● **Selected text**
So the law requires no signatures for a primary ballot.
Section § 24.2-520. Declaration of candidacy required has a requirement that the candidate file a written declaration and, interestingly, has the candidate agree that if he loses the primary his name may not appear on the general election ballot. So, no third party “sour grapes” candidate allowed if you lost a primary. An interesting law.
Section § 24.2-523. Candidates to pay fee before filing lays out the fees. No exemption for primary candidates here!
In 1999, the Virginia Legislature saw fit to add a new section dealing with Presidential Primaries. This section has been amended 4 times since it was enacted. Before we look at the language here, let’s look at the evolution of the section by these amendments.
In 2000, the Legislature changed the part dealing with who should pay for these primaries. Originally, the cost was to be paid by the counties and cities. The amendment declares that an emergency exists and that the Commonwealth, not the localities, will pay for the primaries retroactive to the passage of the amendment. Obviously the state took back an unfunded mandate.
In 2003, the state made a rather significant change. They added a paragraph that shifted much of the responsibility from the State Board to the Party Chairman. The Board simply sends any petitions over to the Chairman and lets the Party Chair determine who is put on the ballot.
In 2011 there was a small tweak that seems to allow a party more leeway in delegate selection and designation regarding the primary victor.
But one of the most important differences in the section dealing with Presidential Primaries is the use of the word may instead of shall. We have already examined the mandatory nature of the petitions for the general statewide elections. The language and requirements are quite different, however, for a Presidential Primary.
B. Any person seeking the nomination of the national political party for the office of President of the United States, or any group organized in this Commonwealth on behalf of, and with the consent of such person, may file with the State Board petitions signed by at least 10,000 qualified voters, including at least 400 qualified voters from each congressional district in the Commonwealth, who attest that they intend to participate in the primary of the same political party as the candidate for whom the petitions are filed. Such petitions shall be filed with the State Board by the primary filing deadline.
In examining the language in the statewide section, the intent is obviously to force a candidate to gather the signatures and the name shall not be on the ballot without them.
Quite different language and tone here.
Obviously, when the state intended a petition to be mandatory, they language was clear.
So is there a question of the state’s role in party primaries reflected in the language here? Is there a concern that perhaps the state should tread softly in a Federal Presidential Election?
And what role does the State Board play? Are they simply the “neutral” party designated to take in petitions if required by a party and act as a type of third party verification to keep a party honest, or at least be the designated arbiter on the prompt and timely filing of these petitions?

● **Data lines**
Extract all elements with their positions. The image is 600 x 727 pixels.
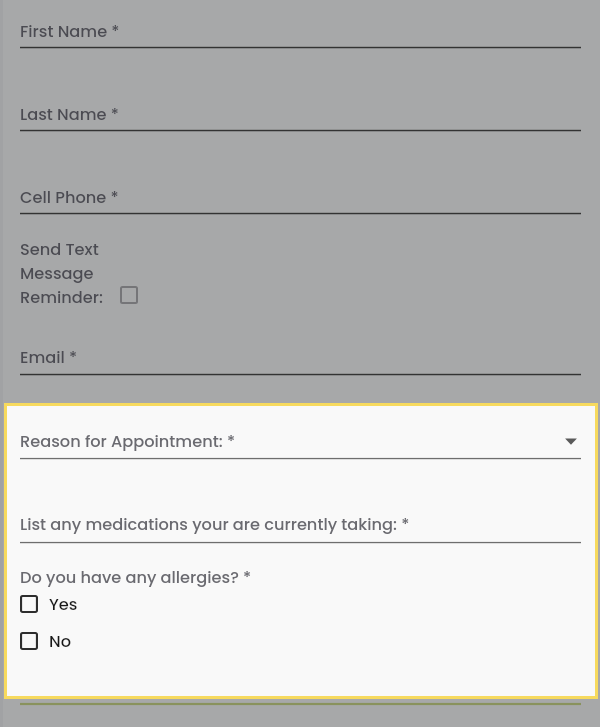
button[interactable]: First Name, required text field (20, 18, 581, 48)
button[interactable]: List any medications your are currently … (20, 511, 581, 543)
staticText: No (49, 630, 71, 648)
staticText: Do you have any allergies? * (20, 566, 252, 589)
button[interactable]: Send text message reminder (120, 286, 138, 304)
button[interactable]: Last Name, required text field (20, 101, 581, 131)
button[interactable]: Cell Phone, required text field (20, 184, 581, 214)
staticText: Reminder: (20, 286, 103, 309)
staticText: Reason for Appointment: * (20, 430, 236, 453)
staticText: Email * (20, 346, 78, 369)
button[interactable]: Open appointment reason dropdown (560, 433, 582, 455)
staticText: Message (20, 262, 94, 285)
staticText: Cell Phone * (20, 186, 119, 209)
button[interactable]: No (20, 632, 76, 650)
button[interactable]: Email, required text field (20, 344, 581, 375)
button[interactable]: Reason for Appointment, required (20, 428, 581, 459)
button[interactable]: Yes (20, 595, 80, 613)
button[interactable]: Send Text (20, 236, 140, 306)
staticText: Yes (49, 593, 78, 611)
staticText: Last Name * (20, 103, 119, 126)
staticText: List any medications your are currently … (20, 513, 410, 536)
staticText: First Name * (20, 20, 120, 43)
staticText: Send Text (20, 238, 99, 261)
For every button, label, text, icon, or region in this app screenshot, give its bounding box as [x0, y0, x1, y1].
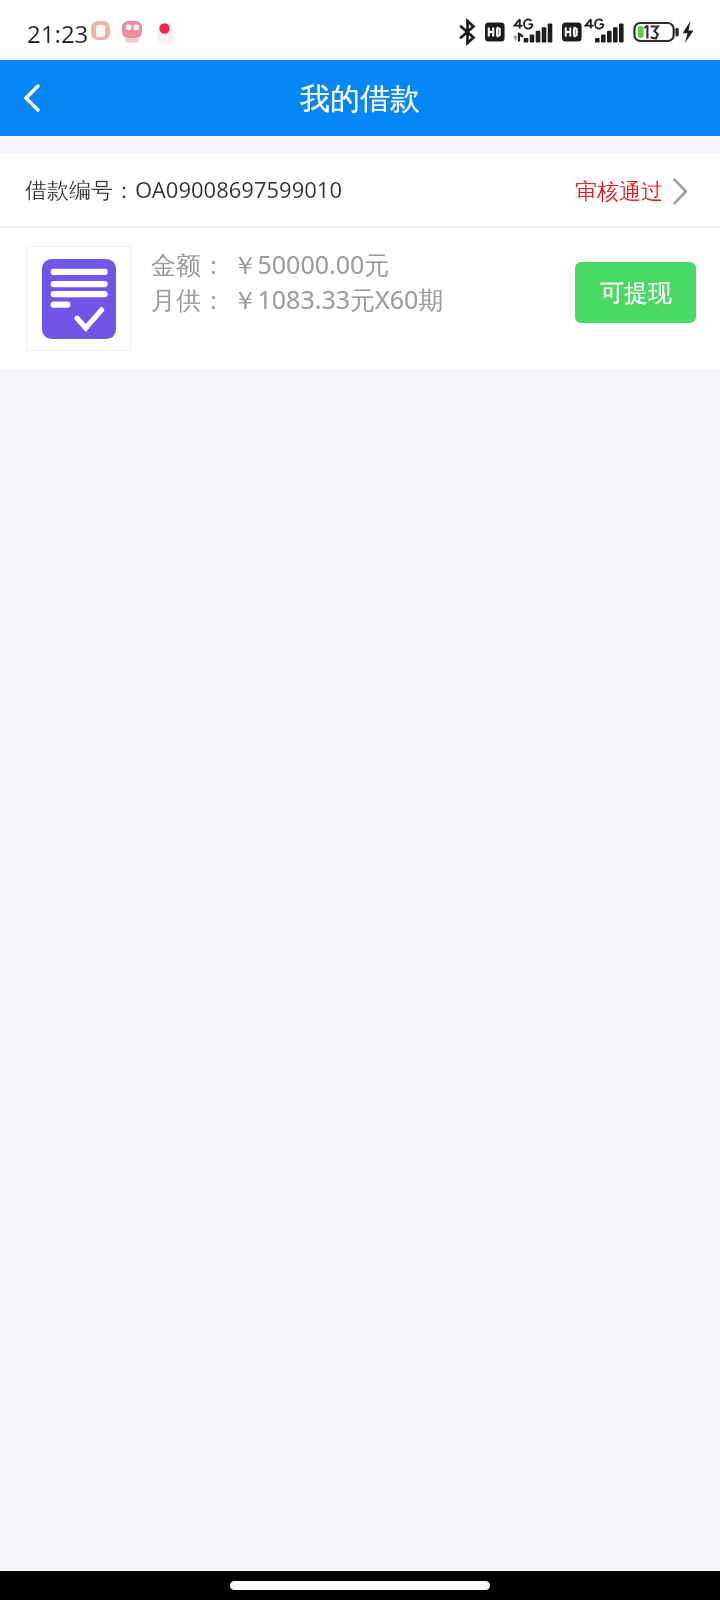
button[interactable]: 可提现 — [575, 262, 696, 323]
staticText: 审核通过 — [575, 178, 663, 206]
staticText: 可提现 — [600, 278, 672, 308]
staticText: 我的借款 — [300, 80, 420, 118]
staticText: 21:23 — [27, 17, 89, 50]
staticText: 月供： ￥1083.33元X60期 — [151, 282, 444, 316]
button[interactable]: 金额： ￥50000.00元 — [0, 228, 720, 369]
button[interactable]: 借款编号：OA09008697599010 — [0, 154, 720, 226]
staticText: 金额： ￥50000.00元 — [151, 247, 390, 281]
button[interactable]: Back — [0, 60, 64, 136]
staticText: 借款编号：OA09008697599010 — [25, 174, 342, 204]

* * *

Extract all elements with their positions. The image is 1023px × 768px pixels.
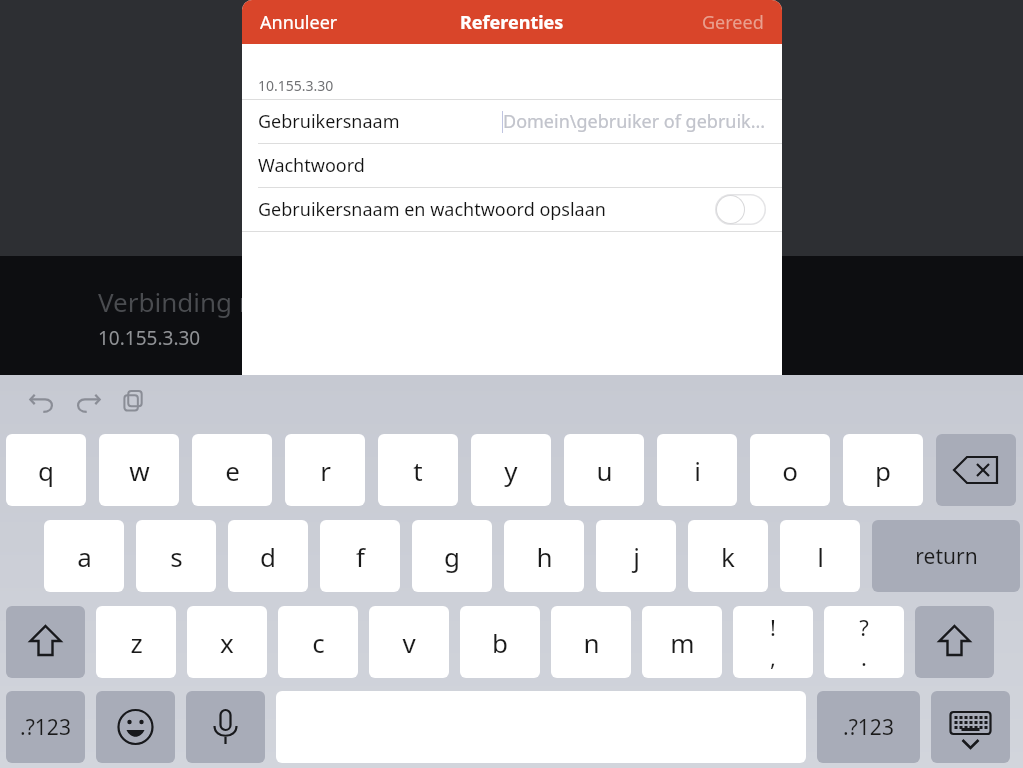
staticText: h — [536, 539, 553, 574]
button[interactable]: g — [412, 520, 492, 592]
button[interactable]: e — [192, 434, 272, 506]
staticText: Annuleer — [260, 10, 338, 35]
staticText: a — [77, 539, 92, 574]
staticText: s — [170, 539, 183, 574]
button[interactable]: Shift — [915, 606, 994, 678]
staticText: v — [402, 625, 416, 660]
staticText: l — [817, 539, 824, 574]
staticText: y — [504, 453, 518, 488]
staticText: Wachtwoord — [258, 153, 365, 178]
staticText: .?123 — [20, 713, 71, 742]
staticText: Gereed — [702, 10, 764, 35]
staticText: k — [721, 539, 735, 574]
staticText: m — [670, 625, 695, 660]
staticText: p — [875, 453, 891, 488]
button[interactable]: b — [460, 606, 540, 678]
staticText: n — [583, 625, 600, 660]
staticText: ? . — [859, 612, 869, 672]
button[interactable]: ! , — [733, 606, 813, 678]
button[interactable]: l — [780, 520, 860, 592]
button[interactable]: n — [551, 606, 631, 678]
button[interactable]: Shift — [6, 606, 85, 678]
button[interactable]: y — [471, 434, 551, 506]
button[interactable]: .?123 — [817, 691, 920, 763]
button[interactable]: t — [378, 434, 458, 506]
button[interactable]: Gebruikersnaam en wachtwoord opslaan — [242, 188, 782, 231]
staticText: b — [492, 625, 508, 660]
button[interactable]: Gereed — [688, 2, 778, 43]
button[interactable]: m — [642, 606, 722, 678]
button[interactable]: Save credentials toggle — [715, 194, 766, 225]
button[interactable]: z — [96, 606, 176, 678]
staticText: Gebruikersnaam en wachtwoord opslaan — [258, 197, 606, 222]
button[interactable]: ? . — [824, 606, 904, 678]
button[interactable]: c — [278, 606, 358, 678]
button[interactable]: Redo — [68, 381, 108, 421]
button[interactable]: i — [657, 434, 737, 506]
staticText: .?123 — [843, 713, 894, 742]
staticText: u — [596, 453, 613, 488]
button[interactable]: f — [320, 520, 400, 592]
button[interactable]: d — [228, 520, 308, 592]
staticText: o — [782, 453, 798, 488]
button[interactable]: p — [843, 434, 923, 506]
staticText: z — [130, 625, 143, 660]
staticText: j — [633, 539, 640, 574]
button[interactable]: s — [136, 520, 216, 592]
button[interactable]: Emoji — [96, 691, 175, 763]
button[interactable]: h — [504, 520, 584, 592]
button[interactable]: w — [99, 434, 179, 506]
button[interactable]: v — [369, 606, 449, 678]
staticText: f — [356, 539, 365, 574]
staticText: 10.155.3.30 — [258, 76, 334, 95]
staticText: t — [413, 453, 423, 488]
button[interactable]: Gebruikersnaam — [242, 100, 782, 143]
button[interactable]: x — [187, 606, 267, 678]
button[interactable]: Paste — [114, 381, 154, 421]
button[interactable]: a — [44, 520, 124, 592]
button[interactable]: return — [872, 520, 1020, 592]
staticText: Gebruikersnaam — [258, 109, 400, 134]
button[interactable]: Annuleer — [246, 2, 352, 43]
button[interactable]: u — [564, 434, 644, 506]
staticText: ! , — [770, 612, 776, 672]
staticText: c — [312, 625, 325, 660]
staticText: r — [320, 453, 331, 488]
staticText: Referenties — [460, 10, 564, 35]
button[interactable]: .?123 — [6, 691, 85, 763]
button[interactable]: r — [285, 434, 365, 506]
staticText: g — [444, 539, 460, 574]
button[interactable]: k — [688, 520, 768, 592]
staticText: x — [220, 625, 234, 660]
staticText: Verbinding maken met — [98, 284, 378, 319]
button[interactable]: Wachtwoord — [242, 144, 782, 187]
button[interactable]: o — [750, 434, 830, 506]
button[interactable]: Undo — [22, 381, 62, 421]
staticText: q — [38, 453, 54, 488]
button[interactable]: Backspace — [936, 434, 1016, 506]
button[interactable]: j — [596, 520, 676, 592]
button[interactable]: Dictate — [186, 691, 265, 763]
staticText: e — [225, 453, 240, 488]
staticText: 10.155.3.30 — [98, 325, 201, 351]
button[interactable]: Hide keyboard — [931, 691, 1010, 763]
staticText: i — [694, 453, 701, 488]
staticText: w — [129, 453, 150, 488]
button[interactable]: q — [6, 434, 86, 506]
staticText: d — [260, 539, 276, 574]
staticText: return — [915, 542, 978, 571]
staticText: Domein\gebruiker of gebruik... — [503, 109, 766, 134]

---

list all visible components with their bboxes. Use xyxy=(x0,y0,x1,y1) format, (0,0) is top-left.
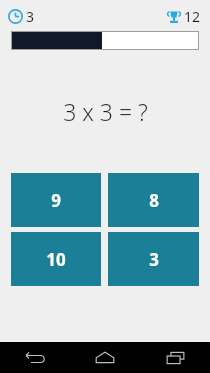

● **Exercise objective**
State how many qualified voters, in total and from each congressional district, must sign a Presidential Primary petition filed with the State Board according to the Virginia election law text. The material placed after the text is separate from it.

● **Result of the task**
At least 10,000 qualified voters, including at least 400 from each congressional district in the Commonwealth.